▶

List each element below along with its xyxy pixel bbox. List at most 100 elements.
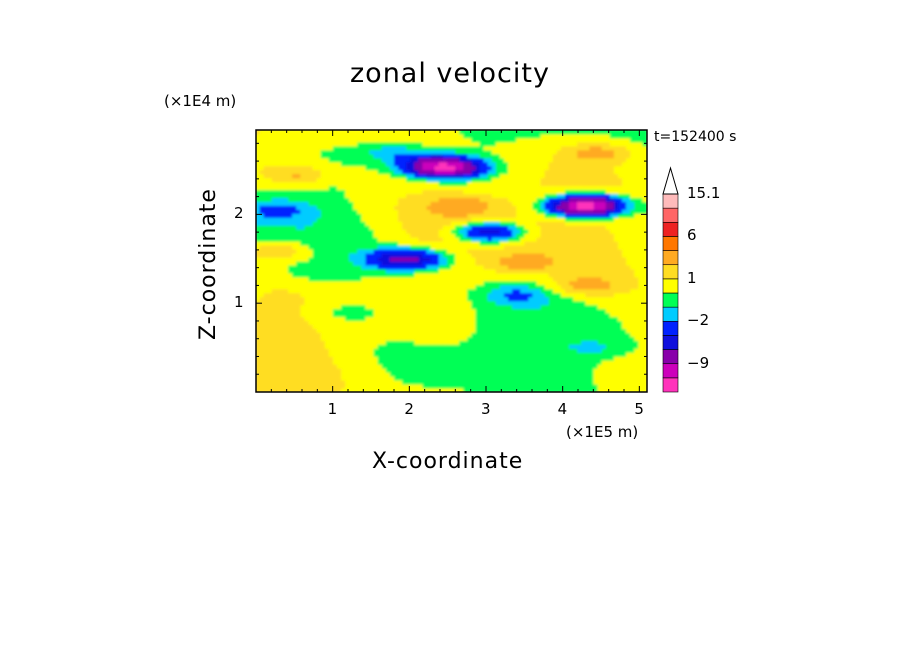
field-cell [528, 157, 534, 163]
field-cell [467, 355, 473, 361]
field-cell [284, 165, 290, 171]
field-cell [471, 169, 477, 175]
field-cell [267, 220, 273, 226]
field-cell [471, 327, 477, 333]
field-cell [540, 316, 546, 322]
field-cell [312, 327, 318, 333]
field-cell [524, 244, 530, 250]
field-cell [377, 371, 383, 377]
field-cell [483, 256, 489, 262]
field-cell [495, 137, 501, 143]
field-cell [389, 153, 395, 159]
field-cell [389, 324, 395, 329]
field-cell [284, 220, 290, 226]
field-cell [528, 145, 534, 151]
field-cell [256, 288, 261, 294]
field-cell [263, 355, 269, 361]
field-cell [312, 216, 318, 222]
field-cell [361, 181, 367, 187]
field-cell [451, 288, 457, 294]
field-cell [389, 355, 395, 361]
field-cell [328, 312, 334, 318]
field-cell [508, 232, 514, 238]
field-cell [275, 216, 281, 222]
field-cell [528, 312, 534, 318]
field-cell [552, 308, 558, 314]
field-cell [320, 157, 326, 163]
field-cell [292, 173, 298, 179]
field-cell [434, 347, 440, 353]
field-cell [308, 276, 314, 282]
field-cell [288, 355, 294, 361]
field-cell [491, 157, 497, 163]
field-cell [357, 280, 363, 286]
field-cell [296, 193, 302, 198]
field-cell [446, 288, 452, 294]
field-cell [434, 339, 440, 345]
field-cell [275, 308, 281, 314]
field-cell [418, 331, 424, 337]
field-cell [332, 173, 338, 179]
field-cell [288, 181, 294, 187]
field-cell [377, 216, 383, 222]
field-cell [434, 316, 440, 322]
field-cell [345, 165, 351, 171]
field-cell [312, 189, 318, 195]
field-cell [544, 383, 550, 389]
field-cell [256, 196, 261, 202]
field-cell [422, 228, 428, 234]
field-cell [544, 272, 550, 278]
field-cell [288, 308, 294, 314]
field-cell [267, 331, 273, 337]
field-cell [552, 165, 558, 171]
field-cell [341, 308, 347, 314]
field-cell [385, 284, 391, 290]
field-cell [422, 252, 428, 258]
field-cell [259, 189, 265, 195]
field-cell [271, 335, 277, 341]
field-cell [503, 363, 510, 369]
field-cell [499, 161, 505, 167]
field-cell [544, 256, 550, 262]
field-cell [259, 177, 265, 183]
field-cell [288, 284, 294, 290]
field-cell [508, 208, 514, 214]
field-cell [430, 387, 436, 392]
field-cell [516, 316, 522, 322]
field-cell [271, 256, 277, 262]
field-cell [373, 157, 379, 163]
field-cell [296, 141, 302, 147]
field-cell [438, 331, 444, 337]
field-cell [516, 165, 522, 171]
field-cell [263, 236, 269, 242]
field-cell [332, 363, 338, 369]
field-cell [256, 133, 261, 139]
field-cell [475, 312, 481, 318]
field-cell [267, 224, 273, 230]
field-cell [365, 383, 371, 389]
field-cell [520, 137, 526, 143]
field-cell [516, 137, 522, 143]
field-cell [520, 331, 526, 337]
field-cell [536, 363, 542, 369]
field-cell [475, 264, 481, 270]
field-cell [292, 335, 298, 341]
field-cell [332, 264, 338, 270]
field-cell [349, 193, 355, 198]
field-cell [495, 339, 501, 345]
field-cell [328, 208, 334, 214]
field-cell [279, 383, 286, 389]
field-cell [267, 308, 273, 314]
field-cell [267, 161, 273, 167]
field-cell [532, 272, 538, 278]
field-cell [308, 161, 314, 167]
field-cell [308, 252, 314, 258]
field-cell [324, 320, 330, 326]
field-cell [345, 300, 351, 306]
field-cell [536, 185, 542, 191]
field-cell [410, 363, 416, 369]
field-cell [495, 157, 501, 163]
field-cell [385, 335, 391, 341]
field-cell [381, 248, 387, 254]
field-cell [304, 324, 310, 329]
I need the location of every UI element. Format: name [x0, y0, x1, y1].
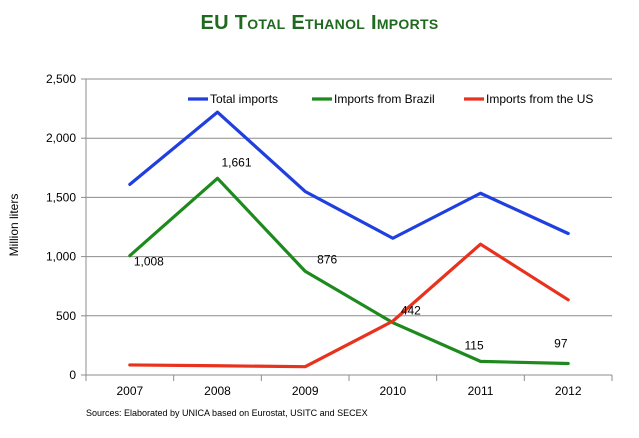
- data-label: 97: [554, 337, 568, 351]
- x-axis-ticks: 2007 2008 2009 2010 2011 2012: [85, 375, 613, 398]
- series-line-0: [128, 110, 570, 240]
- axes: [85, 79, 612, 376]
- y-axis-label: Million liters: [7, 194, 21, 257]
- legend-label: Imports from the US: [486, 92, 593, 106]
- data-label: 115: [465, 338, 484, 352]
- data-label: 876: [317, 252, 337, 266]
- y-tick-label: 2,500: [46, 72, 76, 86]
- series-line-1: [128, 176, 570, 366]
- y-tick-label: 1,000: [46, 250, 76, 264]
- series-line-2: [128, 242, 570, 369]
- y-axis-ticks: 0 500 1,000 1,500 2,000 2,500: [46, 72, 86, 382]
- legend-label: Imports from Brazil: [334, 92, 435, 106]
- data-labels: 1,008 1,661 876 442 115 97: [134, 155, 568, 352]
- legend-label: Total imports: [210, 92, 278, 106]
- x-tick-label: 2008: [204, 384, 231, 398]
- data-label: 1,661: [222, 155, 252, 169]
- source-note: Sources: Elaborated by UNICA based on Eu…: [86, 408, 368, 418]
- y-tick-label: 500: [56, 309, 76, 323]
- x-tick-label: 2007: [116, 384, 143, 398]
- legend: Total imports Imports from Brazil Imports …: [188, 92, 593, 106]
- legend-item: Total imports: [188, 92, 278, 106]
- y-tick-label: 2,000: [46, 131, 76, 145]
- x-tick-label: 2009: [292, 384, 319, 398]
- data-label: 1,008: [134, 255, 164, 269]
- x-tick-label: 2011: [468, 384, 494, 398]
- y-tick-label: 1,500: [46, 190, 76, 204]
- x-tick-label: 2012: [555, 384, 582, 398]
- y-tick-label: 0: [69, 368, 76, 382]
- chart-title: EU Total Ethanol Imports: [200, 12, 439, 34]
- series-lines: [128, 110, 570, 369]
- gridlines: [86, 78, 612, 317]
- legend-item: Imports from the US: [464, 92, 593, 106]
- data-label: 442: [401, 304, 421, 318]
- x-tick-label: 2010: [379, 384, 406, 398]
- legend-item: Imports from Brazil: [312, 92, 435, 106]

◀
▶

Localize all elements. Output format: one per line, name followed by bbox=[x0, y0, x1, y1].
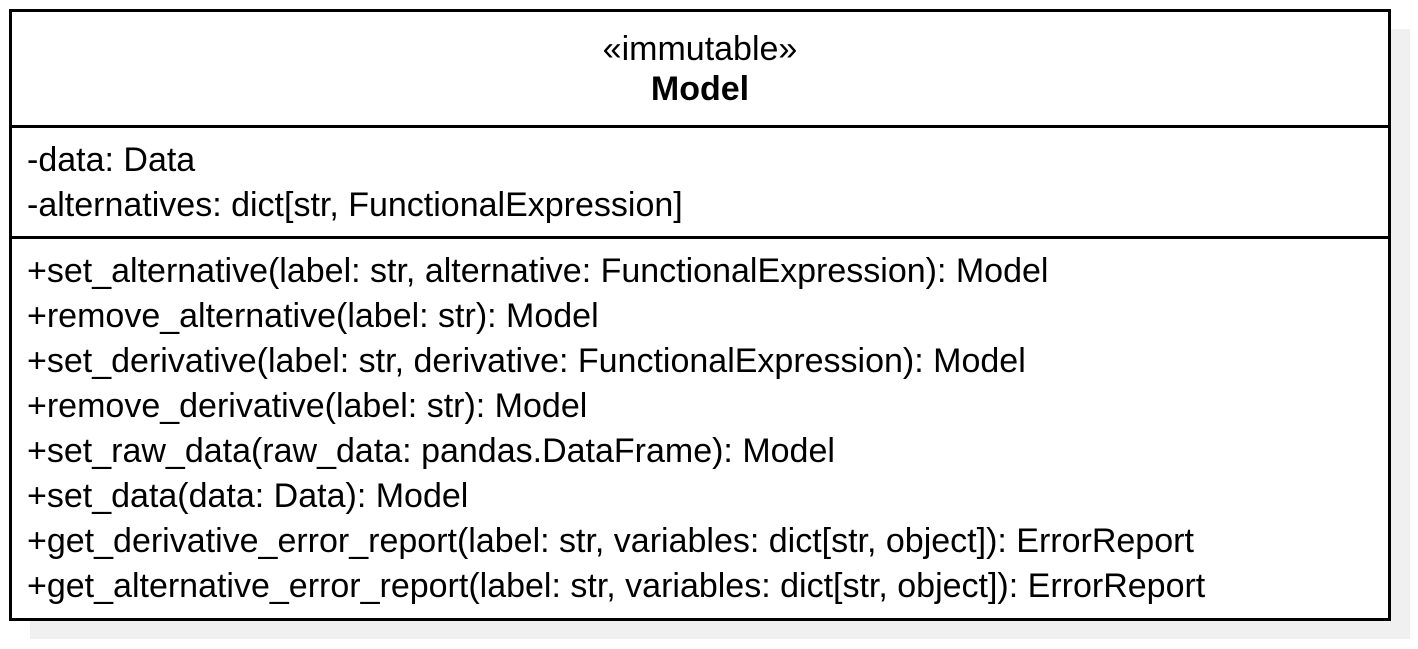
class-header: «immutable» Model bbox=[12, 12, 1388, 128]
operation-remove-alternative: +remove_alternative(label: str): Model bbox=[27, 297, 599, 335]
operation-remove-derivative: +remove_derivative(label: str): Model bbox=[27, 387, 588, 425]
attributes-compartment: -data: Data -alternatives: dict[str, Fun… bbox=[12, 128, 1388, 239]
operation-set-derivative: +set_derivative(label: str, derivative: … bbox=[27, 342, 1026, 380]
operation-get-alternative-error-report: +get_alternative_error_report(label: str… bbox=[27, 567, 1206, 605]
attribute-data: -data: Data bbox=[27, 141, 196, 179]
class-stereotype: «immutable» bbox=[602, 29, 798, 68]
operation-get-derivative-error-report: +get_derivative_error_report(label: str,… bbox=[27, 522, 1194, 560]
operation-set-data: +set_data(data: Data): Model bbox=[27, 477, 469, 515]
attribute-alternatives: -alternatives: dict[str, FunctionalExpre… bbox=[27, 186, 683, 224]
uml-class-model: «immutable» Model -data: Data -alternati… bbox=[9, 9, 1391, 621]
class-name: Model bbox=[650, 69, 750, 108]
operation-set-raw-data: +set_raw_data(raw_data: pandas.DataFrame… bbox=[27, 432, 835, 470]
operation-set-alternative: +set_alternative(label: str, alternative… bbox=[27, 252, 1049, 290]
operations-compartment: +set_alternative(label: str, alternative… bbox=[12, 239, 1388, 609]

◀

**Task directions**
Please rewrite the data from the line containing "12, 1388, 128]" through the line containing "29, 798, 68]" as a Markdown table. Use the columns Row and Content, and skip any blank lines.

**Result**
| Row | Content |
|---|---|
| 1 | class-header: «immutable» Model bbox=[12, 12, 1388, 128] |
| 2 | operation-remove-alternative: +remove_alternative(label: str): Model bbox=[27, 297, 599, 335] |
| 3 | operation-remove-derivative: +remove_derivative(label: str): Model bbox=[27, 387, 588, 425] |
| 4 | attributes-compartment: -data: Data -alternatives: dict[str, Fun… bbox=[12, 128, 1388, 239] |
| 5 | operation-set-derivative: +set_derivative(label: str, derivative: … bbox=[27, 342, 1026, 380] |
| 6 | operation-get-alternative-error-report: +get_alternative_error_report(label: str… bbox=[27, 567, 1206, 605] |
| 7 | attribute-data: -data: Data bbox=[27, 141, 196, 179] |
| 8 | class-stereotype: «immutable» bbox=[602, 29, 798, 68] |